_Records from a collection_

'''

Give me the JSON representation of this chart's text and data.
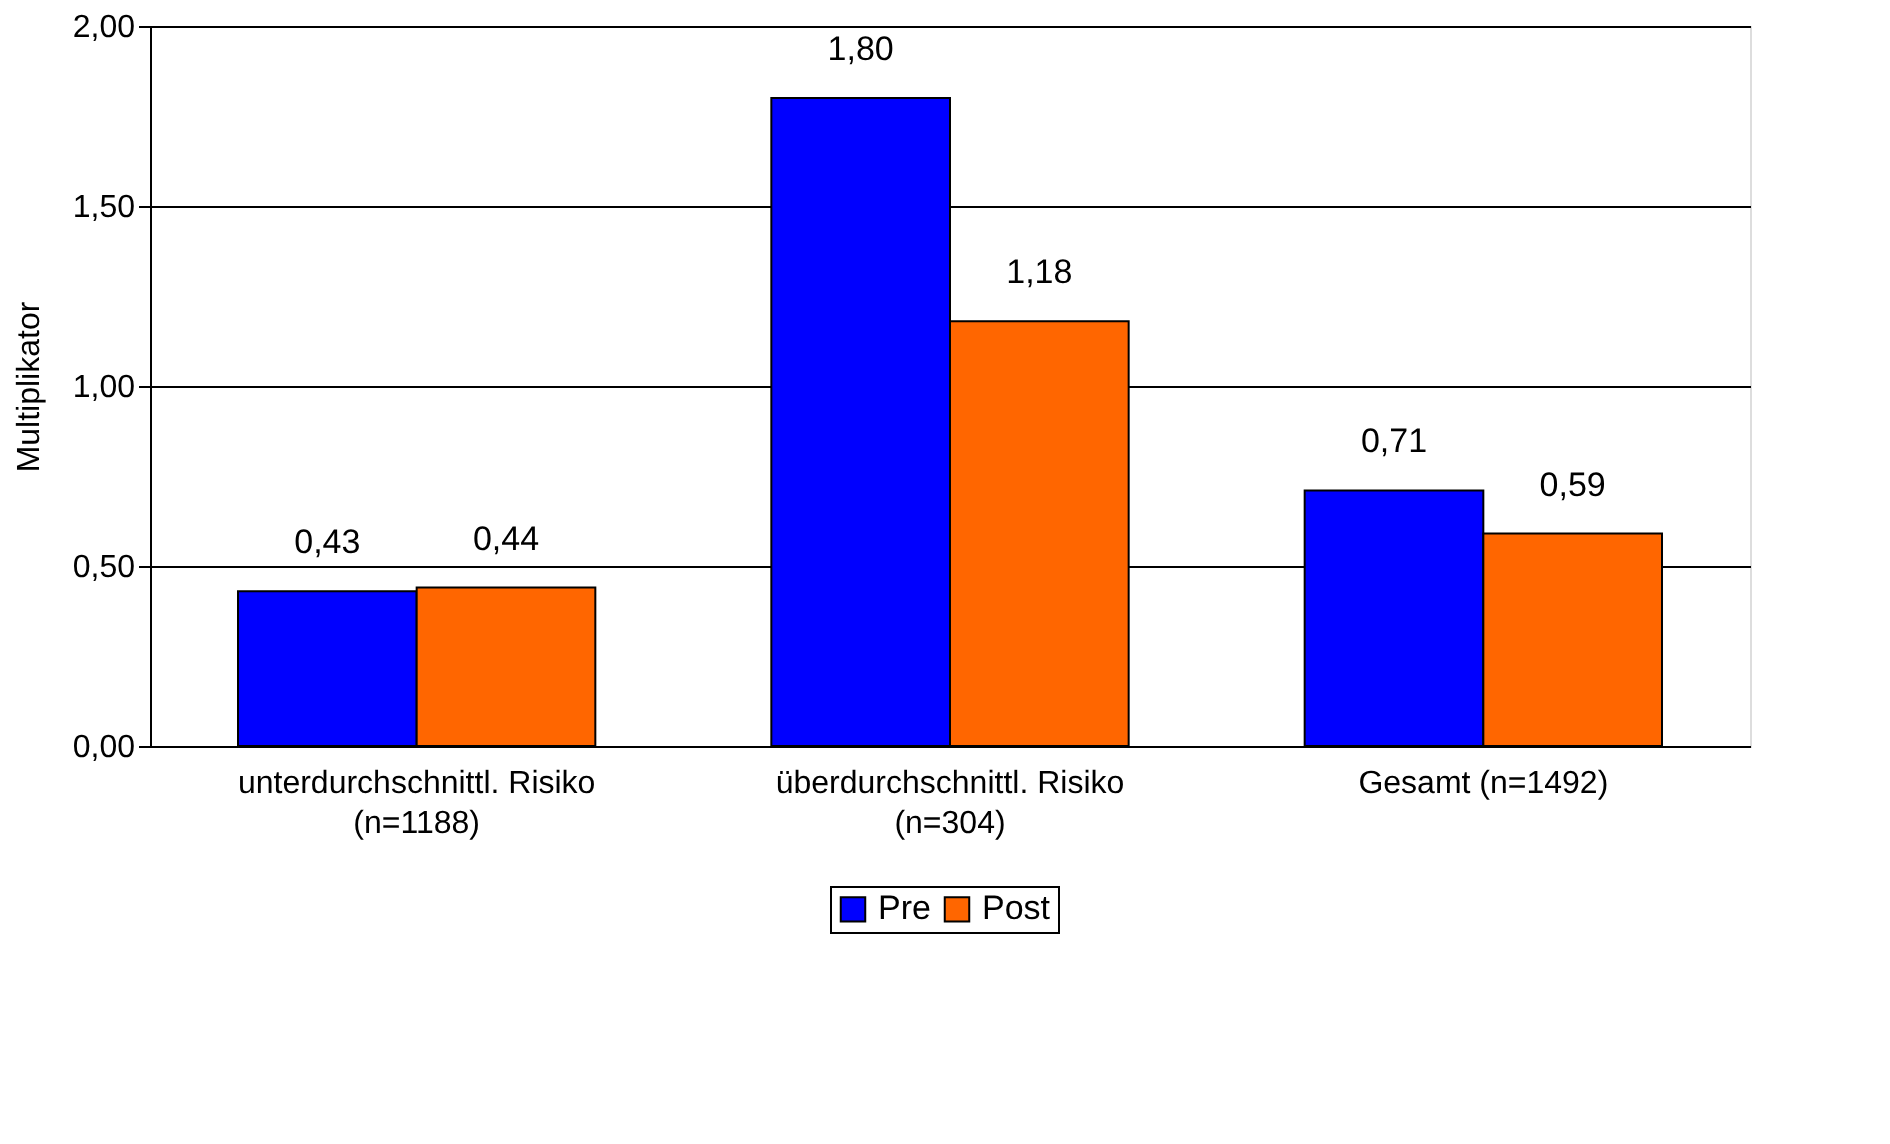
{
  "chart_data": {
    "type": "bar",
    "ylabel": "Multiplikator",
    "categories": [
      "unterdurchschnittl. Risiko\n(n=1188)",
      "überdurchschnittl. Risiko\n(n=304)",
      "Gesamt (n=1492)"
    ],
    "series": [
      {
        "name": "Pre",
        "color": "#0000ff",
        "values": [
          0.43,
          1.8,
          0.71
        ],
        "value_labels": [
          "0,43",
          "1,80",
          "0,71"
        ]
      },
      {
        "name": "Post",
        "color": "#ff6600",
        "values": [
          0.44,
          1.18,
          0.59
        ],
        "value_labels": [
          "0,44",
          "1,18",
          "0,59"
        ]
      }
    ],
    "ylim": [
      0,
      2
    ],
    "yticks": [
      {
        "value": 0,
        "label": "0,00"
      },
      {
        "value": 0.5,
        "label": "0,50"
      },
      {
        "value": 1,
        "label": "1,00"
      },
      {
        "value": 1.5,
        "label": "1,50"
      },
      {
        "value": 2,
        "label": "2,00"
      }
    ],
    "grid": "y",
    "legend": "bottom"
  }
}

'''

_SHORT TASK_
Return the whole listing, word for word, and leave out every picture.

_SOLUTION FOR THIS TASK_
Give me the JSON representation of this chart's text and data.
{
  "chart_data": {
    "type": "bar",
    "ylabel": "Multiplikator",
    "categories": [
      "unterdurchschnittl. Risiko\n(n=1188)",
      "überdurchschnittl. Risiko\n(n=304)",
      "Gesamt (n=1492)"
    ],
    "series": [
      {
        "name": "Pre",
        "color": "#0000ff",
        "values": [
          0.43,
          1.8,
          0.71
        ],
        "value_labels": [
          "0,43",
          "1,80",
          "0,71"
        ]
      },
      {
        "name": "Post",
        "color": "#ff6600",
        "values": [
          0.44,
          1.18,
          0.59
        ],
        "value_labels": [
          "0,44",
          "1,18",
          "0,59"
        ]
      }
    ],
    "ylim": [
      0,
      2
    ],
    "yticks": [
      {
        "value": 0,
        "label": "0,00"
      },
      {
        "value": 0.5,
        "label": "0,50"
      },
      {
        "value": 1,
        "label": "1,00"
      },
      {
        "value": 1.5,
        "label": "1,50"
      },
      {
        "value": 2,
        "label": "2,00"
      }
    ],
    "grid": "y",
    "legend": "bottom"
  }
}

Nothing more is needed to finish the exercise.